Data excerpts
[START]

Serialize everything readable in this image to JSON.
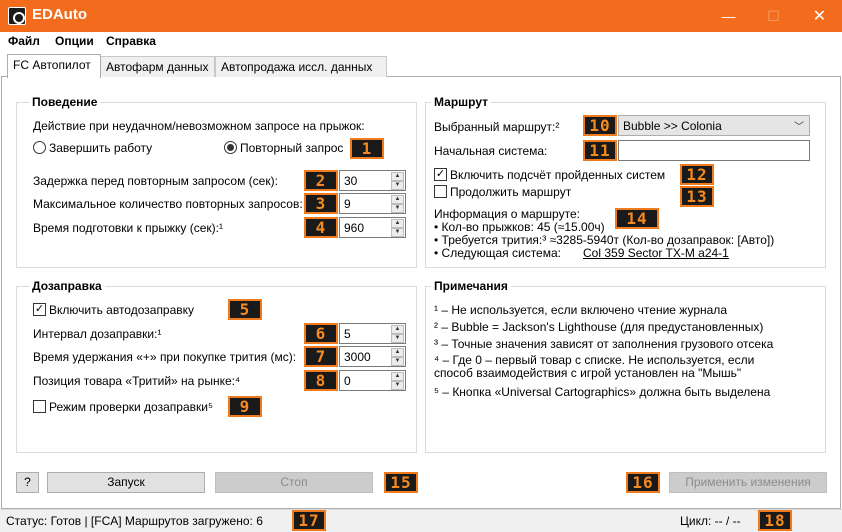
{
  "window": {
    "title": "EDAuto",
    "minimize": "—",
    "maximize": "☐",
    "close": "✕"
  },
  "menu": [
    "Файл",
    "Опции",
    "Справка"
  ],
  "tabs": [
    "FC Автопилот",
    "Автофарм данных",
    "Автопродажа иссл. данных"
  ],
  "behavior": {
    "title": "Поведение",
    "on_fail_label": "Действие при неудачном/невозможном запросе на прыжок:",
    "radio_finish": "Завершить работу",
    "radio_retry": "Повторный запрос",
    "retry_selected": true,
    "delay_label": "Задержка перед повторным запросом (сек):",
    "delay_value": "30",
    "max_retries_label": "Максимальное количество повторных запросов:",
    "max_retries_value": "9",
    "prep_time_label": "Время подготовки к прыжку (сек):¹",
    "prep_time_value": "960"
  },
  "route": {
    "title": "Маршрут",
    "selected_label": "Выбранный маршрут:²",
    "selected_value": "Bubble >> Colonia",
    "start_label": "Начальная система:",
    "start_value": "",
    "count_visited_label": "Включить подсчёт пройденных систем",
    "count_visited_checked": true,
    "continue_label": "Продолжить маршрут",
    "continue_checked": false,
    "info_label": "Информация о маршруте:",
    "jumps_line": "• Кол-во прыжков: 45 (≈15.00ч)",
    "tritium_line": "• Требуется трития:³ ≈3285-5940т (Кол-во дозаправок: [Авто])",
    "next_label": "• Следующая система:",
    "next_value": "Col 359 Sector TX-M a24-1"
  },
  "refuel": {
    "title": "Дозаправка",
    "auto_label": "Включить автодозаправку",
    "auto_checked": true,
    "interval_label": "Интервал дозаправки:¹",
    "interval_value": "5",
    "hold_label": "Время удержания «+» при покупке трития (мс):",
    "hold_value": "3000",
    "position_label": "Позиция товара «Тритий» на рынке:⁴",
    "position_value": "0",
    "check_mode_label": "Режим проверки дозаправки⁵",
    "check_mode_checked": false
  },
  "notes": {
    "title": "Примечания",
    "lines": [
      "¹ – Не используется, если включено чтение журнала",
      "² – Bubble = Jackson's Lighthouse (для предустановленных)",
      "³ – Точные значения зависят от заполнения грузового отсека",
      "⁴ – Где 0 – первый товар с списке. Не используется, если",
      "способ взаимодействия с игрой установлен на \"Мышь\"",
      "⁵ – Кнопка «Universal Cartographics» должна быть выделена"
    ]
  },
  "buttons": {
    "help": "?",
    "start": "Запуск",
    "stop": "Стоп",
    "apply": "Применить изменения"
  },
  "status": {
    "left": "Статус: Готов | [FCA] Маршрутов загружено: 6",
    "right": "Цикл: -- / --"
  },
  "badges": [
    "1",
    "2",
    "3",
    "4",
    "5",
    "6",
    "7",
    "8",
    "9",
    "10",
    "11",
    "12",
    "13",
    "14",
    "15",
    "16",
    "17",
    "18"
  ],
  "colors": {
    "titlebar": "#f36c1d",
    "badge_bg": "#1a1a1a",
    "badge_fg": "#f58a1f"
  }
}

[END]

■ What this task involves: All the records above need to be given again word for word. Skip the pictures.

■ Exercise response:
Serialize everything readable in this image to JSON.
{
  "window": {
    "title": "EDAuto",
    "minimize": "—",
    "maximize": "☐",
    "close": "✕"
  },
  "menu": [
    "Файл",
    "Опции",
    "Справка"
  ],
  "tabs": [
    "FC Автопилот",
    "Автофарм данных",
    "Автопродажа иссл. данных"
  ],
  "behavior": {
    "title": "Поведение",
    "on_fail_label": "Действие при неудачном/невозможном запросе на прыжок:",
    "radio_finish": "Завершить работу",
    "radio_retry": "Повторный запрос",
    "retry_selected": true,
    "delay_label": "Задержка перед повторным запросом (сек):",
    "delay_value": "30",
    "max_retries_label": "Максимальное количество повторных запросов:",
    "max_retries_value": "9",
    "prep_time_label": "Время подготовки к прыжку (сек):¹",
    "prep_time_value": "960"
  },
  "route": {
    "title": "Маршрут",
    "selected_label": "Выбранный маршрут:²",
    "selected_value": "Bubble >> Colonia",
    "start_label": "Начальная система:",
    "start_value": "",
    "count_visited_label": "Включить подсчёт пройденных систем",
    "count_visited_checked": true,
    "continue_label": "Продолжить маршрут",
    "continue_checked": false,
    "info_label": "Информация о маршруте:",
    "jumps_line": "• Кол-во прыжков: 45 (≈15.00ч)",
    "tritium_line": "• Требуется трития:³ ≈3285-5940т (Кол-во дозаправок: [Авто])",
    "next_label": "• Следующая система:",
    "next_value": "Col 359 Sector TX-M a24-1"
  },
  "refuel": {
    "title": "Дозаправка",
    "auto_label": "Включить автодозаправку",
    "auto_checked": true,
    "interval_label": "Интервал дозаправки:¹",
    "interval_value": "5",
    "hold_label": "Время удержания «+» при покупке трития (мс):",
    "hold_value": "3000",
    "position_label": "Позиция товара «Тритий» на рынке:⁴",
    "position_value": "0",
    "check_mode_label": "Режим проверки дозаправки⁵",
    "check_mode_checked": false
  },
  "notes": {
    "title": "Примечания",
    "lines": [
      "¹ – Не используется, если включено чтение журнала",
      "² – Bubble = Jackson's Lighthouse (для предустановленных)",
      "³ – Точные значения зависят от заполнения грузового отсека",
      "⁴ – Где 0 – первый товар с списке. Не используется, если",
      "способ взаимодействия с игрой установлен на \"Мышь\"",
      "⁵ – Кнопка «Universal Cartographics» должна быть выделена"
    ]
  },
  "buttons": {
    "help": "?",
    "start": "Запуск",
    "stop": "Стоп",
    "apply": "Применить изменения"
  },
  "status": {
    "left": "Статус: Готов | [FCA] Маршрутов загружено: 6",
    "right": "Цикл: -- / --"
  },
  "badges": [
    "1",
    "2",
    "3",
    "4",
    "5",
    "6",
    "7",
    "8",
    "9",
    "10",
    "11",
    "12",
    "13",
    "14",
    "15",
    "16",
    "17",
    "18"
  ],
  "colors": {
    "titlebar": "#f36c1d",
    "badge_bg": "#1a1a1a",
    "badge_fg": "#f58a1f"
  }
}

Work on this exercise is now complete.